:: Supplied information

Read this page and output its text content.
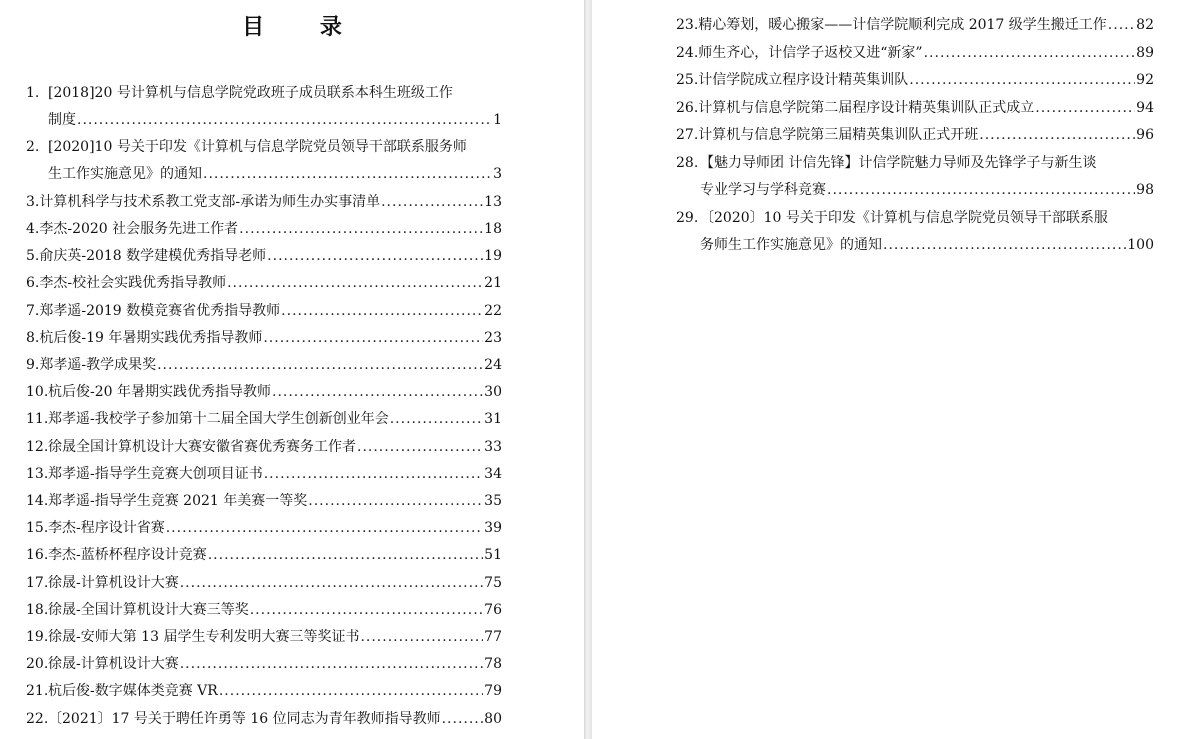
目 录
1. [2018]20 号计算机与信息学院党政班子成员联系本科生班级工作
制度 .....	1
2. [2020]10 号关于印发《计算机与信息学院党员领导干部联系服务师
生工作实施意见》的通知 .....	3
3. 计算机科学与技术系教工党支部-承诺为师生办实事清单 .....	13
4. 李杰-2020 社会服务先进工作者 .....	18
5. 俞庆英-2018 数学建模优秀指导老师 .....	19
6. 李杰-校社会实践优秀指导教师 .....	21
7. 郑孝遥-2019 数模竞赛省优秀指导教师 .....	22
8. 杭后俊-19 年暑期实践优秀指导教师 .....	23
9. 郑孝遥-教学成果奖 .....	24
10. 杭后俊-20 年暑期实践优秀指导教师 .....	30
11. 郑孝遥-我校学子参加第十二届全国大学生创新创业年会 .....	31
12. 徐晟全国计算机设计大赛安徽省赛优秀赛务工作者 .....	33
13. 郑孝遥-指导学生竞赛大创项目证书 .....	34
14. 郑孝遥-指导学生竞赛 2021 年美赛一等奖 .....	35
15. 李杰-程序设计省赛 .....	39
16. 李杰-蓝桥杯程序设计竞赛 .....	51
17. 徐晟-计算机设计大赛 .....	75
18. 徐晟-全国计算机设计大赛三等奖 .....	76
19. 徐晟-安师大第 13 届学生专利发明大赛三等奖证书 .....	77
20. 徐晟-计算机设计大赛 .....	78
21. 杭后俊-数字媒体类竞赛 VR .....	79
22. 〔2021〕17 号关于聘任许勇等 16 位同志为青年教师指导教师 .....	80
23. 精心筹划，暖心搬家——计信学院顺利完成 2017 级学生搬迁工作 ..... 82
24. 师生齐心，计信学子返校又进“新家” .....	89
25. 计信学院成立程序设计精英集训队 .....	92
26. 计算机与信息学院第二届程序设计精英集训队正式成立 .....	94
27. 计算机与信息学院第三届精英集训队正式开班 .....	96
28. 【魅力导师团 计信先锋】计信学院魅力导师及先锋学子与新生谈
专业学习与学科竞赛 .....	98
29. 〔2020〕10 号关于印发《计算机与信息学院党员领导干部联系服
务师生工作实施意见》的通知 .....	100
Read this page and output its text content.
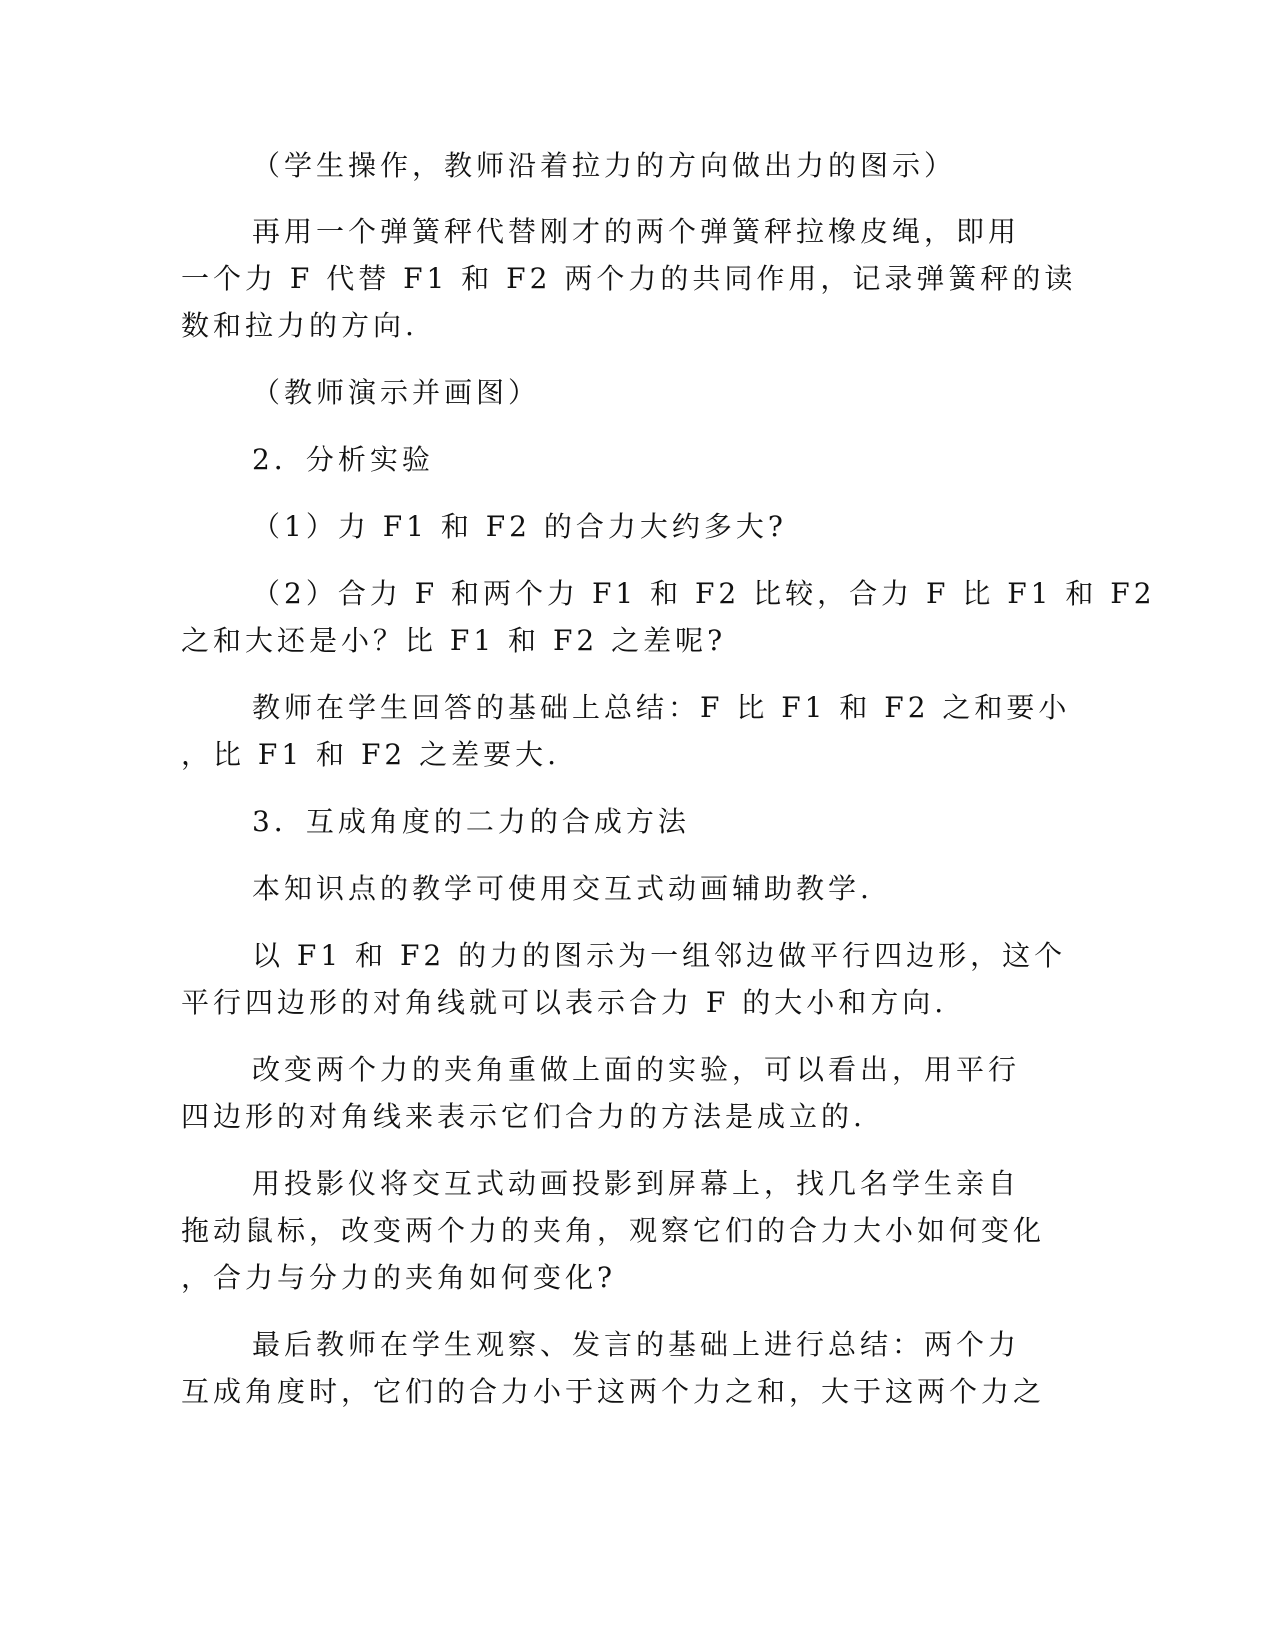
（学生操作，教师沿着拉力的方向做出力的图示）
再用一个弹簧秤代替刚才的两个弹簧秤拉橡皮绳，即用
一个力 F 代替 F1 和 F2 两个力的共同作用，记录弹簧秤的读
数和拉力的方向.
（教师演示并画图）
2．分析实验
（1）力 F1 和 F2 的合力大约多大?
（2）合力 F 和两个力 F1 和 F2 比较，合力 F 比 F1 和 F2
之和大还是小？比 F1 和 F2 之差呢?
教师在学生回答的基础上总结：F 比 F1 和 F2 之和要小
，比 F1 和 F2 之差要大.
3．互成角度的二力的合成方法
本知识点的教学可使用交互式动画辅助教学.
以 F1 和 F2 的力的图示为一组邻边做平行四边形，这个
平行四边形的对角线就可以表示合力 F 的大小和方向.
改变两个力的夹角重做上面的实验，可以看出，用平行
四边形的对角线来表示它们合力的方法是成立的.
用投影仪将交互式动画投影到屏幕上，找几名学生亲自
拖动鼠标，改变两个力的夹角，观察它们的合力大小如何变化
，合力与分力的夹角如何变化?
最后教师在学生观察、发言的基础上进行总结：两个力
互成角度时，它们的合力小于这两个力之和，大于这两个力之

::::

Short problem:
Print the listing above in full, exactly as written. Omit any pictures.

Answer to this exercise:
Read this page and output its text content.
目 录
1. [2018]20 号计算机与信息学院党政班子成员联系本科生班级工作
制度 .....	1
2. [2020]10 号关于印发《计算机与信息学院党员领导干部联系服务师
生工作实施意见》的通知 .....	3
3. 计算机科学与技术系教工党支部-承诺为师生办实事清单 .....	13
4. 李杰-2020 社会服务先进工作者 .....	18
5. 俞庆英-2018 数学建模优秀指导老师 .....	19
6. 李杰-校社会实践优秀指导教师 .....	21
7. 郑孝遥-2019 数模竞赛省优秀指导教师 .....	22
8. 杭后俊-19 年暑期实践优秀指导教师 .....	23
9. 郑孝遥-教学成果奖 .....	24
10. 杭后俊-20 年暑期实践优秀指导教师 .....	30
11. 郑孝遥-我校学子参加第十二届全国大学生创新创业年会 .....	31
12. 徐晟全国计算机设计大赛安徽省赛优秀赛务工作者 .....	33
13. 郑孝遥-指导学生竞赛大创项目证书 .....	34
14. 郑孝遥-指导学生竞赛 2021 年美赛一等奖 .....	35
15. 李杰-程序设计省赛 .....	39
16. 李杰-蓝桥杯程序设计竞赛 .....	51
17. 徐晟-计算机设计大赛 .....	75
18. 徐晟-全国计算机设计大赛三等奖 .....	76
19. 徐晟-安师大第 13 届学生专利发明大赛三等奖证书 .....	77
20. 徐晟-计算机设计大赛 .....	78
21. 杭后俊-数字媒体类竞赛 VR .....	79
22. 〔2021〕17 号关于聘任许勇等 16 位同志为青年教师指导教师 .....	80
23. 精心筹划，暖心搬家——计信学院顺利完成 2017 级学生搬迁工作 ..... 82
24. 师生齐心，计信学子返校又进“新家” .....	89
25. 计信学院成立程序设计精英集训队 .....	92
26. 计算机与信息学院第二届程序设计精英集训队正式成立 .....	94
27. 计算机与信息学院第三届精英集训队正式开班 .....	96
28. 【魅力导师团 计信先锋】计信学院魅力导师及先锋学子与新生谈
专业学习与学科竞赛 .....	98
29. 〔2020〕10 号关于印发《计算机与信息学院党员领导干部联系服
务师生工作实施意见》的通知 .....	100
Read this page and output its text content.
（学生操作，教师沿着拉力的方向做出力的图示）
再用一个弹簧秤代替刚才的两个弹簧秤拉橡皮绳，即用
一个力 F 代替 F1 和 F2 两个力的共同作用，记录弹簧秤的读
数和拉力的方向.
（教师演示并画图）
2．分析实验
（1）力 F1 和 F2 的合力大约多大?
（2）合力 F 和两个力 F1 和 F2 比较，合力 F 比 F1 和 F2
之和大还是小？比 F1 和 F2 之差呢?
教师在学生回答的基础上总结：F 比 F1 和 F2 之和要小
，比 F1 和 F2 之差要大.
3．互成角度的二力的合成方法
本知识点的教学可使用交互式动画辅助教学.
以 F1 和 F2 的力的图示为一组邻边做平行四边形，这个
平行四边形的对角线就可以表示合力 F 的大小和方向.
改变两个力的夹角重做上面的实验，可以看出，用平行
四边形的对角线来表示它们合力的方法是成立的.
用投影仪将交互式动画投影到屏幕上，找几名学生亲自
拖动鼠标，改变两个力的夹角，观察它们的合力大小如何变化
，合力与分力的夹角如何变化?
最后教师在学生观察、发言的基础上进行总结：两个力
互成角度时，它们的合力小于这两个力之和，大于这两个力之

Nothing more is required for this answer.